┌──

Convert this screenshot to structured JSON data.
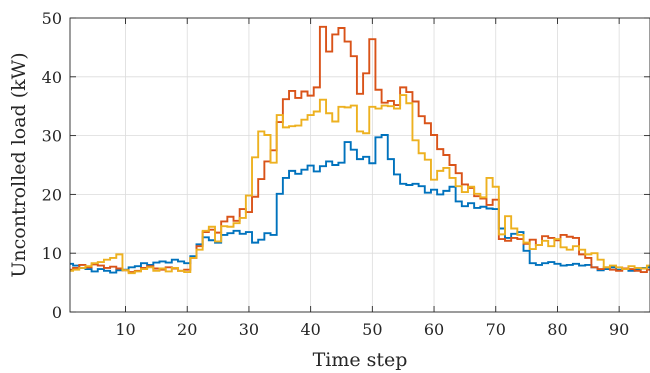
{
  "chart_data": {
    "type": "line",
    "step": true,
    "xlabel": "Time step",
    "ylabel": "Uncontrolled load (kW)",
    "xlim": [
      1,
      95
    ],
    "ylim": [
      0,
      50
    ],
    "xticks": [
      10,
      20,
      30,
      40,
      50,
      60,
      70,
      80,
      90
    ],
    "yticks": [
      0,
      10,
      20,
      30,
      40,
      50
    ],
    "grid": true,
    "x_start": 1,
    "series": [
      {
        "color": "#0072BD",
        "values": [
          8.2,
          7.9,
          7.5,
          7.3,
          6.9,
          7.3,
          7.0,
          6.7,
          7.1,
          7.2,
          7.6,
          7.8,
          8.3,
          8.0,
          8.4,
          8.6,
          8.4,
          8.9,
          8.6,
          8.3,
          9.5,
          11.5,
          12.7,
          12.2,
          11.8,
          13.1,
          13.4,
          13.8,
          13.3,
          13.6,
          11.8,
          12.3,
          13.4,
          13.1,
          20.1,
          22.8,
          24.0,
          23.5,
          24.2,
          24.9,
          23.9,
          24.8,
          25.6,
          25.0,
          25.4,
          28.9,
          27.6,
          26.0,
          26.4,
          25.3,
          29.7,
          30.1,
          26.0,
          23.4,
          21.8,
          21.6,
          21.8,
          21.4,
          20.3,
          20.8,
          20.0,
          20.6,
          21.3,
          18.8,
          18.0,
          18.5,
          17.7,
          17.9,
          17.6,
          17.5,
          14.2,
          12.6,
          13.3,
          13.6,
          10.4,
          8.3,
          8.0,
          8.3,
          8.5,
          8.2,
          7.9,
          8.0,
          8.2,
          7.9,
          8.0,
          7.6,
          7.1,
          7.3,
          7.6,
          7.2,
          7.4,
          7.0,
          7.3,
          7.5,
          7.6
        ]
      },
      {
        "color": "#D95319",
        "values": [
          7.2,
          7.5,
          8.0,
          7.6,
          8.1,
          7.9,
          7.5,
          7.7,
          7.4,
          7.1,
          6.8,
          7.0,
          7.5,
          7.8,
          7.4,
          7.2,
          7.6,
          7.4,
          7.0,
          7.2,
          9.2,
          11.2,
          13.6,
          14.0,
          13.5,
          15.4,
          16.2,
          15.5,
          17.5,
          17.0,
          19.6,
          22.6,
          25.6,
          27.5,
          32.3,
          36.2,
          37.6,
          36.4,
          37.5,
          36.8,
          38.2,
          48.5,
          44.3,
          47.2,
          48.3,
          46.0,
          43.5,
          37.1,
          40.6,
          46.4,
          37.8,
          35.6,
          35.9,
          35.2,
          38.2,
          37.4,
          35.8,
          33.3,
          32.1,
          30.1,
          27.7,
          26.7,
          25.0,
          23.6,
          21.7,
          21.1,
          19.7,
          19.3,
          18.2,
          19.1,
          12.4,
          12.1,
          12.6,
          12.4,
          11.6,
          12.3,
          11.4,
          12.9,
          12.6,
          12.2,
          13.1,
          12.8,
          12.6,
          9.8,
          9.2,
          7.6,
          7.3,
          7.6,
          7.2,
          7.0,
          7.4,
          7.3,
          7.0,
          6.8,
          7.2
        ]
      },
      {
        "color": "#EDB120",
        "values": [
          7.0,
          7.2,
          7.5,
          7.8,
          8.3,
          8.5,
          8.9,
          9.2,
          9.8,
          7.1,
          6.6,
          6.9,
          7.3,
          7.6,
          7.0,
          7.4,
          6.9,
          7.5,
          7.0,
          6.8,
          9.2,
          10.6,
          13.8,
          14.5,
          12.0,
          14.6,
          14.5,
          15.1,
          16.0,
          19.8,
          26.3,
          30.7,
          30.1,
          25.4,
          33.5,
          31.4,
          31.6,
          31.7,
          32.7,
          33.5,
          34.1,
          36.1,
          33.8,
          32.4,
          34.9,
          34.8,
          35.1,
          30.7,
          30.4,
          34.9,
          34.6,
          35.1,
          35.0,
          34.6,
          36.9,
          35.5,
          29.2,
          27.0,
          25.9,
          22.5,
          24.0,
          24.5,
          22.8,
          21.4,
          20.4,
          21.3,
          20.1,
          19.5,
          22.8,
          21.3,
          13.2,
          16.3,
          14.2,
          13.1,
          11.8,
          10.7,
          11.4,
          12.1,
          11.2,
          12.4,
          11.0,
          10.6,
          11.2,
          10.6,
          9.8,
          10.0,
          8.9,
          7.6,
          7.9,
          7.6,
          7.3,
          7.8,
          7.5,
          7.4,
          7.9
        ]
      }
    ]
  }
}
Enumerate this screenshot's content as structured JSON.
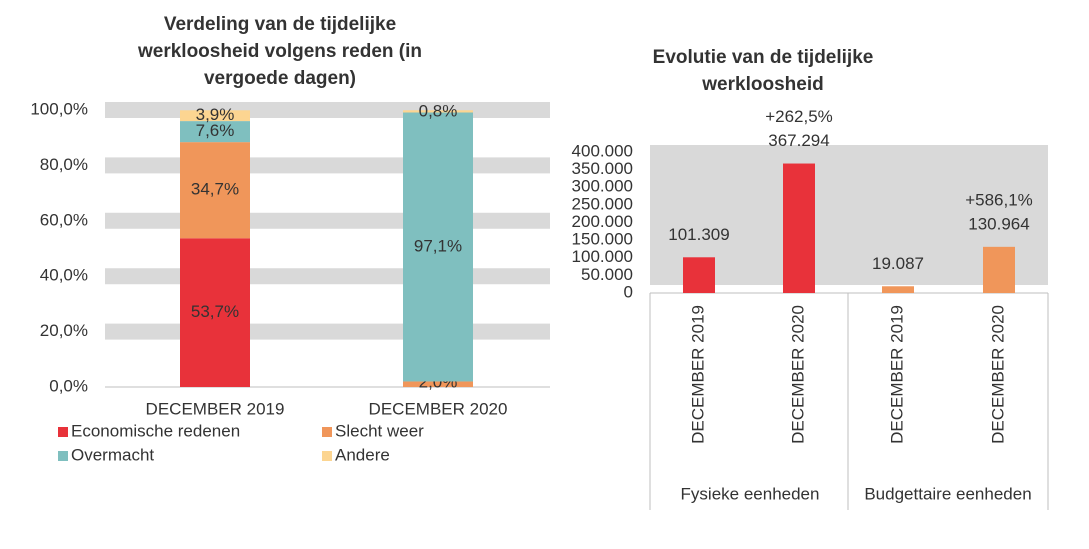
{
  "chart_data": [
    {
      "type": "stacked_bar",
      "title": [
        "Verdeling van de tijdelijke",
        "werkloosheid volgens reden (in",
        "vergoede dagen)"
      ],
      "categories": [
        "DECEMBER 2019",
        "DECEMBER 2020"
      ],
      "series": [
        {
          "name": "Economische redenen",
          "color": "#e8323a",
          "values": [
            53.7,
            0
          ],
          "value_labels": [
            "53,7%",
            null
          ],
          "label_color": "#ffffff"
        },
        {
          "name": "Slecht weer",
          "color": "#f0965a",
          "values": [
            34.7,
            2.0
          ],
          "value_labels": [
            "34,7%",
            "2,0%"
          ],
          "label_color": "#333333"
        },
        {
          "name": "Overmacht",
          "color": "#7fbfbf",
          "values": [
            7.6,
            97.1
          ],
          "value_labels": [
            "7,6%",
            "97,1%"
          ],
          "label_color": "#333333"
        },
        {
          "name": "Andere",
          "color": "#fcd591",
          "values": [
            3.9,
            0.8
          ],
          "value_labels": [
            "3,9%",
            "0,8%"
          ],
          "label_color": "#333333"
        }
      ],
      "ylim": [
        0,
        100
      ],
      "yticks": [
        {
          "value": 0,
          "label": "0,0%"
        },
        {
          "value": 20,
          "label": "20,0%"
        },
        {
          "value": 40,
          "label": "40,0%"
        },
        {
          "value": 60,
          "label": "60,0%"
        },
        {
          "value": 80,
          "label": "80,0%"
        },
        {
          "value": 100,
          "label": "100,0%"
        }
      ],
      "grid": true
    },
    {
      "type": "bar",
      "title": [
        "Evolutie van de tijdelijke",
        "werkloosheid"
      ],
      "categories": [
        "DECEMBER 2019",
        "DECEMBER 2020",
        "DECEMBER 2019",
        "DECEMBER 2020"
      ],
      "groups": [
        "Fysieke eenheden",
        "Budgettaire eenheden"
      ],
      "values": [
        101309,
        367294,
        19087,
        130964
      ],
      "value_labels": [
        "101.309",
        "367.294",
        "19.087",
        "130.964"
      ],
      "change_labels": [
        null,
        "+262,5%",
        null,
        "+586,1%"
      ],
      "colors": [
        "#e8323a",
        "#e8323a",
        "#f0965a",
        "#f0965a"
      ],
      "ylim": [
        0,
        400000
      ],
      "yticks": [
        {
          "value": 0,
          "label": "0"
        },
        {
          "value": 50000,
          "label": "50.000"
        },
        {
          "value": 100000,
          "label": "100.000"
        },
        {
          "value": 150000,
          "label": "150.000"
        },
        {
          "value": 200000,
          "label": "200.000"
        },
        {
          "value": 250000,
          "label": "250.000"
        },
        {
          "value": 300000,
          "label": "300.000"
        },
        {
          "value": 350000,
          "label": "350.000"
        },
        {
          "value": 400000,
          "label": "400.000"
        }
      ]
    }
  ]
}
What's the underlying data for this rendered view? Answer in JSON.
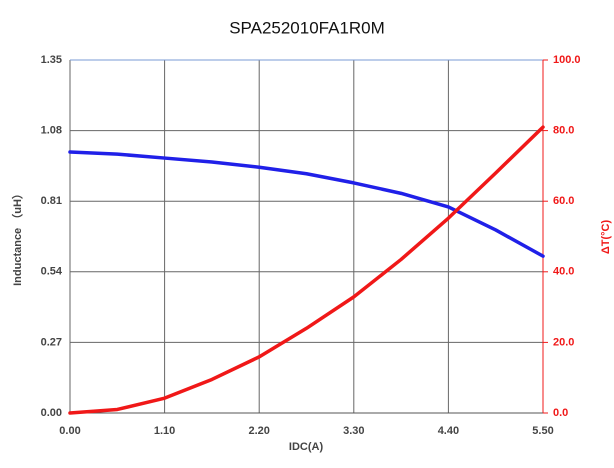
{
  "chart_data": {
    "type": "line",
    "title": "SPA252010FA1R0M",
    "x_label": "IDC(A)",
    "y_label": "Inductance （uH）",
    "y2_label": "ΔT(°C)",
    "x": [
      0,
      0.55,
      1.1,
      1.65,
      2.2,
      2.75,
      3.3,
      3.85,
      4.4,
      4.95,
      5.5
    ],
    "series": [
      {
        "name": "Inductance",
        "color": "#2020e8",
        "axis": "y",
        "values": [
          0.998,
          0.99,
          0.975,
          0.96,
          0.94,
          0.915,
          0.88,
          0.84,
          0.788,
          0.7,
          0.6
        ]
      },
      {
        "name": "ΔT",
        "color": "#f01818",
        "axis": "y2",
        "values": [
          0,
          1,
          4.2,
          9.5,
          15.9,
          24,
          32.9,
          43.5,
          55.2,
          68,
          81
        ]
      }
    ],
    "xlim": [
      0,
      5.5
    ],
    "xticks": [
      {
        "value": 0,
        "label": "0.00"
      },
      {
        "value": 1.1,
        "label": "1.10"
      },
      {
        "value": 2.2,
        "label": "2.20"
      },
      {
        "value": 3.3,
        "label": "3.30"
      },
      {
        "value": 4.4,
        "label": "4.40"
      },
      {
        "value": 5.5,
        "label": "5.50"
      }
    ],
    "ylim": [
      0,
      1.35
    ],
    "yticks": [
      {
        "value": 0,
        "label": "0.00"
      },
      0.27,
      0.54,
      0.81,
      1.08,
      1.35
    ],
    "y2lim": [
      0,
      100
    ],
    "y2ticks": [
      {
        "value": 0,
        "label": "0.0"
      },
      {
        "value": 20,
        "label": "20.0"
      },
      {
        "value": 40,
        "label": "40.0"
      },
      {
        "value": 60,
        "label": "60.0"
      },
      {
        "value": 80,
        "label": "80.0"
      },
      {
        "value": 100,
        "label": "100.0"
      }
    ],
    "y2_color": "#f01818",
    "grid": true
  }
}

└──

PROBLEM TO SOLVE →
All lines above with "tijdelijke" in them should be returned.

RESULT OF THIS EXERCISE →
        "Verdeling van de tijdelijke",
        "Evolutie van de tijdelijke",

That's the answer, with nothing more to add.